● Task to carry out: Pull every line that holds the word "screenshot" from the entries.
------------------------------------------------------------------------
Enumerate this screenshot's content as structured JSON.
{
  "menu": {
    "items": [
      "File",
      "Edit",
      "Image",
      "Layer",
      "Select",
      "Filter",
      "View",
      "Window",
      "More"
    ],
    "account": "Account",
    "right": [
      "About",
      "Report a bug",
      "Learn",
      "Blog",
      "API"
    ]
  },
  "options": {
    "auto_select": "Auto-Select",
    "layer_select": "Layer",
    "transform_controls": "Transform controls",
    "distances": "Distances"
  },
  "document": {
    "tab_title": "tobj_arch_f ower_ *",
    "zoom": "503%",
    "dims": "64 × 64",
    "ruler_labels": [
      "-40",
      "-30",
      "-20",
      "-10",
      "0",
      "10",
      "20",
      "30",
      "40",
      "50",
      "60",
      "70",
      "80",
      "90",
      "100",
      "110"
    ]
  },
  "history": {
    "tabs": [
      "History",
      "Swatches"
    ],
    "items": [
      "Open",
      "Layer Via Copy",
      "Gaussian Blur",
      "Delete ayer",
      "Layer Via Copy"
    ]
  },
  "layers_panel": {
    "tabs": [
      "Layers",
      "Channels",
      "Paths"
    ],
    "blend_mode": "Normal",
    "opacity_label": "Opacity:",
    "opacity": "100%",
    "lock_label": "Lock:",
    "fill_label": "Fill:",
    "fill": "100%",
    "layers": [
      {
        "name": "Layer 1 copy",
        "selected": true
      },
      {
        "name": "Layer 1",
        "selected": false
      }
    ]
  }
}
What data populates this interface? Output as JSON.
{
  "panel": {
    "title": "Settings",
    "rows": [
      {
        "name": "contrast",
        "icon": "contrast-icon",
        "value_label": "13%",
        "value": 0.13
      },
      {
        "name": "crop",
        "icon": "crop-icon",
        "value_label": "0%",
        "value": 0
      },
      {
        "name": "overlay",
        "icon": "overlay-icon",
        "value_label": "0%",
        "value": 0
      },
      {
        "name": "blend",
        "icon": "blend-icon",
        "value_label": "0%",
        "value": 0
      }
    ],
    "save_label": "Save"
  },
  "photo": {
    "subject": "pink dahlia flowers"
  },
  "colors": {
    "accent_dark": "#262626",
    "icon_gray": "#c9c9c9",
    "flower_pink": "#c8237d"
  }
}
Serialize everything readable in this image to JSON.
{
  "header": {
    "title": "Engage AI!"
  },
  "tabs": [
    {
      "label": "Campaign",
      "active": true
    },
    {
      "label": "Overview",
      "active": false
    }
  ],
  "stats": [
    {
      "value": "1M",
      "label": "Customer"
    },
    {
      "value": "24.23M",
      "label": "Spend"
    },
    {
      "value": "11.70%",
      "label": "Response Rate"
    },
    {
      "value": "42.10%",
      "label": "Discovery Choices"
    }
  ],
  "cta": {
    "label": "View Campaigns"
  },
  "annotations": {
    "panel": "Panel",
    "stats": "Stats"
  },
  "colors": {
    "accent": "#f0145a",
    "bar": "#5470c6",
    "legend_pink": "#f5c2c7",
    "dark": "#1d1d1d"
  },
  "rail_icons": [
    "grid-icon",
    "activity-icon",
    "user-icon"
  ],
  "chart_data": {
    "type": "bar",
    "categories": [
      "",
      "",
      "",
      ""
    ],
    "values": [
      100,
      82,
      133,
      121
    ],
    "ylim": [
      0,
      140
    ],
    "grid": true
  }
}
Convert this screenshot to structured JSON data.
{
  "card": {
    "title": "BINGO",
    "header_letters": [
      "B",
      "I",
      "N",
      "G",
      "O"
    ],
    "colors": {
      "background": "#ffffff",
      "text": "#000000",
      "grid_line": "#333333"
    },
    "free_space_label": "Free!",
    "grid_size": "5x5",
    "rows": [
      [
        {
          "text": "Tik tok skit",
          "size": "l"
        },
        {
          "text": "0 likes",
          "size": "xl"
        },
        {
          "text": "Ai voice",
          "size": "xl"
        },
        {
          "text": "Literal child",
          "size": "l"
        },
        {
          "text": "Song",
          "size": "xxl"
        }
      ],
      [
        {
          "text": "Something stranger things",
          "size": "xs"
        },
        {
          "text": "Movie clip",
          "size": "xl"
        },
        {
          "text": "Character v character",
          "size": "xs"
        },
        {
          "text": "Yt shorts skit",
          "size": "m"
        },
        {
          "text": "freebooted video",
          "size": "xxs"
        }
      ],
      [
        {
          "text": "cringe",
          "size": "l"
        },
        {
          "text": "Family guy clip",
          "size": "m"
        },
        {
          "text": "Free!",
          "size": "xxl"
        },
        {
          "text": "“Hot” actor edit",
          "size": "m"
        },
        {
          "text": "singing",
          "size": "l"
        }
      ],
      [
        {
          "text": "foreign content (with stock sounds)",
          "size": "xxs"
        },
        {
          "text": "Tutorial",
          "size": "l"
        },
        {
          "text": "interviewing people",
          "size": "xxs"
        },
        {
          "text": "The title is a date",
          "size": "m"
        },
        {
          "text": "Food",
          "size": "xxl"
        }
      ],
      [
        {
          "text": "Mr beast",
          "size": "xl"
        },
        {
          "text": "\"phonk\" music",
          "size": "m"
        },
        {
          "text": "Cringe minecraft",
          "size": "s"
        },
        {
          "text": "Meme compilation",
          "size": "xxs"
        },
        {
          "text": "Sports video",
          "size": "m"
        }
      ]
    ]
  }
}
------------------------------------------------------------------------
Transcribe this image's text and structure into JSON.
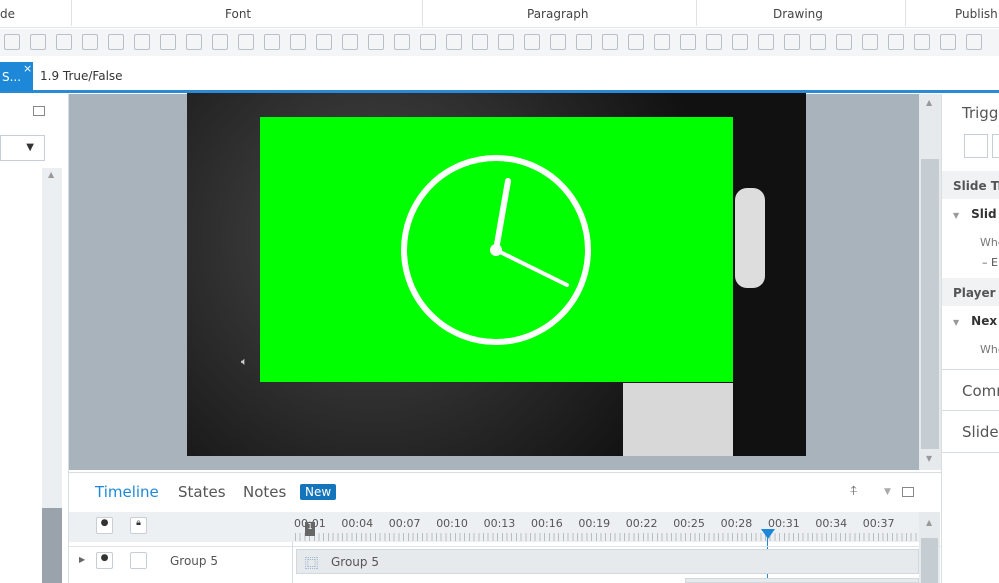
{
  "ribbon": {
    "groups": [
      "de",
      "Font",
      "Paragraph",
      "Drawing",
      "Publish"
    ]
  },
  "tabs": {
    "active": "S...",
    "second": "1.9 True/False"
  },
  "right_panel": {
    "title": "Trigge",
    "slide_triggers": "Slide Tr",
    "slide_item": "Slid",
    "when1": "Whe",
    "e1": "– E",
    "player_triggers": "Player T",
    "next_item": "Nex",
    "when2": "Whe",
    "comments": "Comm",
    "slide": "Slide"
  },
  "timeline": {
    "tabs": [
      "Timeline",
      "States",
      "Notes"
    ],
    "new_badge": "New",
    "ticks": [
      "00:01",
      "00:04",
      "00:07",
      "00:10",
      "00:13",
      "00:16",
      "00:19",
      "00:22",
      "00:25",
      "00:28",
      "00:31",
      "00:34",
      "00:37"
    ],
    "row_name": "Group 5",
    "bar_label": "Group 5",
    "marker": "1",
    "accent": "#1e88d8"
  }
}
------------------------------------------------------------------------
● Answer to the problem:
Enumerate this screenshot's content as structured JSON.
Convert this screenshot to structured JSON data.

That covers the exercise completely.